Entries with figure data
-----
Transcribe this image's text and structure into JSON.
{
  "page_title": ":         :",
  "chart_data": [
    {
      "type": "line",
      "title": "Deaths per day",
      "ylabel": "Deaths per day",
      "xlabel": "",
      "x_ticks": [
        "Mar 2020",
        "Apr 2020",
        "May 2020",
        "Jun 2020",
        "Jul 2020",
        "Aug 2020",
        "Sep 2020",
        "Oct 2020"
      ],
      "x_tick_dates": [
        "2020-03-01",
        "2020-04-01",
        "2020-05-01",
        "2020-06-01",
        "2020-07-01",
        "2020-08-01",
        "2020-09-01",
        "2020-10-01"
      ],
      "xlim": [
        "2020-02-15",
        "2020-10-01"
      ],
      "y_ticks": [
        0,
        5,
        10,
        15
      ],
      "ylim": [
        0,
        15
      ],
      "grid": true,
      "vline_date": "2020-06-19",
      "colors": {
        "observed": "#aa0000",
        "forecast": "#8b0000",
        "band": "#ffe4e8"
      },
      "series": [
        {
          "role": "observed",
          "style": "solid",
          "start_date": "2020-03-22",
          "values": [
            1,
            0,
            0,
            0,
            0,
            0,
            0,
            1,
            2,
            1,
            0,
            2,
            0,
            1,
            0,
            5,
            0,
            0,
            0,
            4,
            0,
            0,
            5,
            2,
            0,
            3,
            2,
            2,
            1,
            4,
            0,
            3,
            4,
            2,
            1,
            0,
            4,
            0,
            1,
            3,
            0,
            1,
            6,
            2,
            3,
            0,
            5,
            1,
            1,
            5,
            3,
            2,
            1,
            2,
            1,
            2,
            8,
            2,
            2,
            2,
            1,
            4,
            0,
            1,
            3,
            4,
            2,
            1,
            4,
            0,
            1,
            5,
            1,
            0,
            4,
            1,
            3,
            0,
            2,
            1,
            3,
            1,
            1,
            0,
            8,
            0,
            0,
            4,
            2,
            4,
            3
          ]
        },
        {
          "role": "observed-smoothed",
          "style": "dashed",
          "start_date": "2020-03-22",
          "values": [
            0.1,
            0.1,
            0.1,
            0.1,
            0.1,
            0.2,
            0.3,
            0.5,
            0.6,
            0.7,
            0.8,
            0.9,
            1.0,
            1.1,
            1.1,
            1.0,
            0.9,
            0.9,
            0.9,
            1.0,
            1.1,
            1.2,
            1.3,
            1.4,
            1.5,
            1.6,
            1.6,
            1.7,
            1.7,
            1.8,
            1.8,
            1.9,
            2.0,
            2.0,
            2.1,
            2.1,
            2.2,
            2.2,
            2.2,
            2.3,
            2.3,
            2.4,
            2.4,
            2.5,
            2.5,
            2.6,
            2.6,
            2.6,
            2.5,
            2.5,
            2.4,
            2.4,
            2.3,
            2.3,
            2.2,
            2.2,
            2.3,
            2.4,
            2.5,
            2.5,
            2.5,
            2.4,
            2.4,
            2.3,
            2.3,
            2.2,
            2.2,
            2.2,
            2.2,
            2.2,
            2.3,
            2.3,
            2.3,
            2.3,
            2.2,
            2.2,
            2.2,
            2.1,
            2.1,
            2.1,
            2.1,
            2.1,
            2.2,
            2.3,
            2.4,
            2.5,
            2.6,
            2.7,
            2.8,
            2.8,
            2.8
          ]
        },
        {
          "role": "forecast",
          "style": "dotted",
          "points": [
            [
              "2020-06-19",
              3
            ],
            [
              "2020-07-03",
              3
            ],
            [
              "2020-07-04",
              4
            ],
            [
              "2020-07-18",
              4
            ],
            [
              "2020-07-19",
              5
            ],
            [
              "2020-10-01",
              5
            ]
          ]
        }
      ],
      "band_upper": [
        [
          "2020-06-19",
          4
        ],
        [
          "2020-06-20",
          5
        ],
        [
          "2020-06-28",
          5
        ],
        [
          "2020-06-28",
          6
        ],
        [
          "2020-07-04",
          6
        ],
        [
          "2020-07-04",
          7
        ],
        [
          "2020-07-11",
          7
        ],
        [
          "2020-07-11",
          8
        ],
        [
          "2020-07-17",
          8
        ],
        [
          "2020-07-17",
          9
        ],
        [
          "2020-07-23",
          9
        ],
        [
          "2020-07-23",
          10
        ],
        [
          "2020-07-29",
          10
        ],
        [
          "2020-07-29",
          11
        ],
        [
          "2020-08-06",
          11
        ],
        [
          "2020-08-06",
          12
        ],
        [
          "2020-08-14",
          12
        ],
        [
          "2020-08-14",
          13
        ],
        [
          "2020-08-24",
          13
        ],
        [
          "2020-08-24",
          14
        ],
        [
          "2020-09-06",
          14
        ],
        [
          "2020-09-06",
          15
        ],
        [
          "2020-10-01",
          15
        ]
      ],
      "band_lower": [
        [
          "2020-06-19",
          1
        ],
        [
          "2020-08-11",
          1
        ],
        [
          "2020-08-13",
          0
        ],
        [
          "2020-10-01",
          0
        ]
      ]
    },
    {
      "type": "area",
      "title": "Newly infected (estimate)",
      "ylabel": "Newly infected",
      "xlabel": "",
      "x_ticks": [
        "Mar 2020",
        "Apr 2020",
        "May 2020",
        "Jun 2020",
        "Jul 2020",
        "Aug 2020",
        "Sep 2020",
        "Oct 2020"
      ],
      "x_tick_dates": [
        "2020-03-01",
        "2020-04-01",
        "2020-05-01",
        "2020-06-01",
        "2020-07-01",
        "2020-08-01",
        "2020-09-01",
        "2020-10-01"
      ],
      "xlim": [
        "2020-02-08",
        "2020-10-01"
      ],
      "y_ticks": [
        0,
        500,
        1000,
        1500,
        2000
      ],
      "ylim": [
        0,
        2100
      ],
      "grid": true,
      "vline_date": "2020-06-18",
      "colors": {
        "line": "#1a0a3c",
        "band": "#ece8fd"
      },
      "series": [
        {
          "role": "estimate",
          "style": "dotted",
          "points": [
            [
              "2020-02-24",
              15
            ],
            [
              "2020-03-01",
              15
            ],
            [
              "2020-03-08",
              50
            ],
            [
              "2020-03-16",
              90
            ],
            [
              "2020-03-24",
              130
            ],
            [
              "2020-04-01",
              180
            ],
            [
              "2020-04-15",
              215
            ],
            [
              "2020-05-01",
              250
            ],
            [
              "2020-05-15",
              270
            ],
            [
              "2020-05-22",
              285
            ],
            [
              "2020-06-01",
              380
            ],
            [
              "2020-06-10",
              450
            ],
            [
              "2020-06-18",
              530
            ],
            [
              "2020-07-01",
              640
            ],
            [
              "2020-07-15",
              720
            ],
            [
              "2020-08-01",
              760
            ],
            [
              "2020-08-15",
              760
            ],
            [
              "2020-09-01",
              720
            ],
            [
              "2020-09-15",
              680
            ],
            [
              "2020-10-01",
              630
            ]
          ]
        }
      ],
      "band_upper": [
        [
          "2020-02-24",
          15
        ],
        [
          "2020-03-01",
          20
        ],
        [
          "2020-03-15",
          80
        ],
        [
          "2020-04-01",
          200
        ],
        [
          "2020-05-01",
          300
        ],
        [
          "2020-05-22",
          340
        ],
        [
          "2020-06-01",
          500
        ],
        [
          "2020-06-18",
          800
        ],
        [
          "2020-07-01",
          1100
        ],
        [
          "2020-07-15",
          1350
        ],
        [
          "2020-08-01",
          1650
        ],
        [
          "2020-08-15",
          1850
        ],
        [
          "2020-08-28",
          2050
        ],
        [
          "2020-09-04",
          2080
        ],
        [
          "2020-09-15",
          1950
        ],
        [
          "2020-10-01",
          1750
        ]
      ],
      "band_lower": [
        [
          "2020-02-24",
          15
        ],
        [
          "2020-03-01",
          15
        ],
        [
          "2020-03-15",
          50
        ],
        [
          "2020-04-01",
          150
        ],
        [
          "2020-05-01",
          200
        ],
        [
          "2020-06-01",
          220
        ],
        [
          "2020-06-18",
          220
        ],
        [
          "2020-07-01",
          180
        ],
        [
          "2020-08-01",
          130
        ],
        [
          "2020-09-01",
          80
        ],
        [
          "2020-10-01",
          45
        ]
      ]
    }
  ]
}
-----
Work to do
Filter the entries and copy out every line with the word "ylabel".

Complete answer
      "ylabel": "Deaths per day",
      "ylabel": "Newly infected",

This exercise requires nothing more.